▶ _WRITTEN INSTRUCTION 1_
Please reproduce the passage of the news report between "Koang said the army" and "killed on Sunday.", inclusive.

JUBA: South Sudanese soldiers, including two officers, will face a court martial over a civilian massacre last month, the army spokesman said Wednesday.

The increasingly unstable country is seeing a surge of fighting between government and opposition forces, much of it in eastern Jonglei state where at least 280,000 people have been displaced since December according to the UN.

At least 25 civilians, including women and children, were killed in Ayod County in Jonglei state on February 21, according to the opposition.

Army spokesman Lul Ruai Koang said that two officers, including a major, and several non-commissioned officers, had been arrested and would face charges in the capital Juba, “before they are arraigned before a competent military court martial.”

He said the deaths were attributed to “some elements” under Gen. Johnson Olony, who was filmed in January ordering troops to “spare no lives” in Jonglei.

Koang said the soldiers had “moved out without the knowledge or authorization of the division commander.”

He also said they had been part of a militia group allied to opposition forces, parts of which had not yet been fully integrated into the army.

Military integration was among the core principles of a peace agreement that ended South Sudan’s five-year civil war in 2018 between President Salva Kiir and his long-time rival, Riek Machar, but it was never implemented.

Koang said the army regretted the loss of lives, adding: “We would like to once again remind our forces that their mandate is to protect civilians and their property, not to do the opposite.”

It followed an impassioned plea from the Sudan and South Sudan Catholic Bishops’ Conference on recent civilian killings — in Ayod, and also in Abiemnom County near the Sudan border where at least 169 people were killed on Sunday.

“We implore you to deploy resources to protect vulnerable populations and foster a climate of dialogue and reconciliation instead of violence and revenge, consoling the bereaved and supporting the afflicted,” it said in a statement.

▶ _WRITTEN INSTRUCTION 2_
Write out the lines of the listing from its first line through the line holding "- piece-red-相[interactable]: 相: [323, 415, 368, 460]", inclusive.

▶ _RAW DATA_
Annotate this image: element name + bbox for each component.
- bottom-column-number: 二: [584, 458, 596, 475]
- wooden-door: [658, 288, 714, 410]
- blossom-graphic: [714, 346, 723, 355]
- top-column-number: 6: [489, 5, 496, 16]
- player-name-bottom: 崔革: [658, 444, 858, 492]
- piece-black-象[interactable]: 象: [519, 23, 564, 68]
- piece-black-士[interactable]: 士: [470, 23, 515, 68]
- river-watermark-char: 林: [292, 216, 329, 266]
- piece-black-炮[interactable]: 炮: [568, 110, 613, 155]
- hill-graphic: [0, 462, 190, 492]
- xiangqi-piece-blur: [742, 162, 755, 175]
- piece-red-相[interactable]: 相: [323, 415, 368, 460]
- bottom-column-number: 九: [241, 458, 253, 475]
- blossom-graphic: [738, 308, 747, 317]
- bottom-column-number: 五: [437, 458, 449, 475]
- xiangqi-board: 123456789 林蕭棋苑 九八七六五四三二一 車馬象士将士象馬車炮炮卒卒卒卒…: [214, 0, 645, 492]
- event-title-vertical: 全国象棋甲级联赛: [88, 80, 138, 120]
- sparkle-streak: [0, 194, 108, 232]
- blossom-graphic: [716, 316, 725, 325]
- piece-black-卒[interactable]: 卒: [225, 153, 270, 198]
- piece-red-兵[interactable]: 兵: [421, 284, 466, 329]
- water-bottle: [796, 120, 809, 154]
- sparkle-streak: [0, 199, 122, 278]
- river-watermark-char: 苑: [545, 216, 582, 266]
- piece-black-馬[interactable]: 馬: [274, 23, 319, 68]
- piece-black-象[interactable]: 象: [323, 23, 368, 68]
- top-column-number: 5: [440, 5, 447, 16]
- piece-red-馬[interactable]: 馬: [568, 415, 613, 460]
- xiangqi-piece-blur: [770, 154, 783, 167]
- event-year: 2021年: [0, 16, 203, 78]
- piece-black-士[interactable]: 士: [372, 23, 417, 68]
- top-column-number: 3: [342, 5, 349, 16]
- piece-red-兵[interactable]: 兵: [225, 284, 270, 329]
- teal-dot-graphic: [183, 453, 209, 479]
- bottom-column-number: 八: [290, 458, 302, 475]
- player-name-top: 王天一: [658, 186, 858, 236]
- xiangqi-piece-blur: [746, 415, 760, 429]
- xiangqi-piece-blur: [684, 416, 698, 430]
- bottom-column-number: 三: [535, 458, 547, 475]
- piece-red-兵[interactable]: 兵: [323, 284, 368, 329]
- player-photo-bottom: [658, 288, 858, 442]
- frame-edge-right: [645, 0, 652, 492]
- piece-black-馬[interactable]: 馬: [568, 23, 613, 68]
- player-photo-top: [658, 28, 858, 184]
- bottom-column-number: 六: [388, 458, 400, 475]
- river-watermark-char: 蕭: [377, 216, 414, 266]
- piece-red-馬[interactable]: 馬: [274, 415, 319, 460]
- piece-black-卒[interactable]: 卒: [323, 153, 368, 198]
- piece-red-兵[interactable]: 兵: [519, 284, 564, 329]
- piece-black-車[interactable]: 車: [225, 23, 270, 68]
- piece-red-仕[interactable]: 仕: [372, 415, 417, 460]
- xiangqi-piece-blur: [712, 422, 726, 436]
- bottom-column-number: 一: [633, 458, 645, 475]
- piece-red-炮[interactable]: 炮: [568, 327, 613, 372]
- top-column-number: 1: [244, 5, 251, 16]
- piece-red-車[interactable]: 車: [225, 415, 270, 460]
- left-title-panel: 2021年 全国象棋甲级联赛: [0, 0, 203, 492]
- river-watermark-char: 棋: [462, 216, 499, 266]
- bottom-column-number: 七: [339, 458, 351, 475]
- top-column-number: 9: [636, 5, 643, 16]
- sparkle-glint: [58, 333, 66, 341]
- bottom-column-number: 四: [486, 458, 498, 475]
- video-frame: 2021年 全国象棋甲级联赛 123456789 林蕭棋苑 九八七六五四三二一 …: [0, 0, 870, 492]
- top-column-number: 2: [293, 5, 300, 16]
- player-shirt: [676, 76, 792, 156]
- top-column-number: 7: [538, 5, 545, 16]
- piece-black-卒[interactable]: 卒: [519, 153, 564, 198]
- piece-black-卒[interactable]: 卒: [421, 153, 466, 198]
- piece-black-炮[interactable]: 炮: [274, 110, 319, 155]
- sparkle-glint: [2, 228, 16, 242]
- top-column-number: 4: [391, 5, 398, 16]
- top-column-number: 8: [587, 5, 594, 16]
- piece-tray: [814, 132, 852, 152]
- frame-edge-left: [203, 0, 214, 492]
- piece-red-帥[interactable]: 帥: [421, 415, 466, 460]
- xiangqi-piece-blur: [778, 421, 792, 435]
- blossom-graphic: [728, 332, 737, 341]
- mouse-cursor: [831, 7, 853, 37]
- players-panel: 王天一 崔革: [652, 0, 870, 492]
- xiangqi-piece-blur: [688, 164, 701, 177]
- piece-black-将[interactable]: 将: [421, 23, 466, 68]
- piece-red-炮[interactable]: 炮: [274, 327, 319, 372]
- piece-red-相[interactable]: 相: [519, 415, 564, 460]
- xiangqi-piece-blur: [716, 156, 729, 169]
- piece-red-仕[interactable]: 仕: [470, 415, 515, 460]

▶ _TASK OUTPUT 1_
Koang said the army regretted the loss of lives, adding: “We would like to once again remind our forces that their mandate is to protect civilians and their property, not to do the opposite.”

It followed an impassioned plea from the Sudan and South Sudan Catholic Bishops’ Conference on recent civilian killings — in Ayod, and also in Abiemnom County near the Sudan border where at least 169 people were killed on Sunday.

▶ _TASK OUTPUT 2_
Annotate this image: element name + bbox for each component.
- bottom-column-number: 二: [584, 458, 596, 475]
- wooden-door: [658, 288, 714, 410]
- blossom-graphic: [714, 346, 723, 355]
- top-column-number: 6: [489, 5, 496, 16]
- player-name-bottom: 崔革: [658, 444, 858, 492]
- piece-black-象[interactable]: 象: [519, 23, 564, 68]
- piece-black-士[interactable]: 士: [470, 23, 515, 68]
- river-watermark-char: 林: [292, 216, 329, 266]
- piece-black-炮[interactable]: 炮: [568, 110, 613, 155]
- hill-graphic: [0, 462, 190, 492]
- xiangqi-piece-blur: [742, 162, 755, 175]
- piece-red-相[interactable]: 相: [323, 415, 368, 460]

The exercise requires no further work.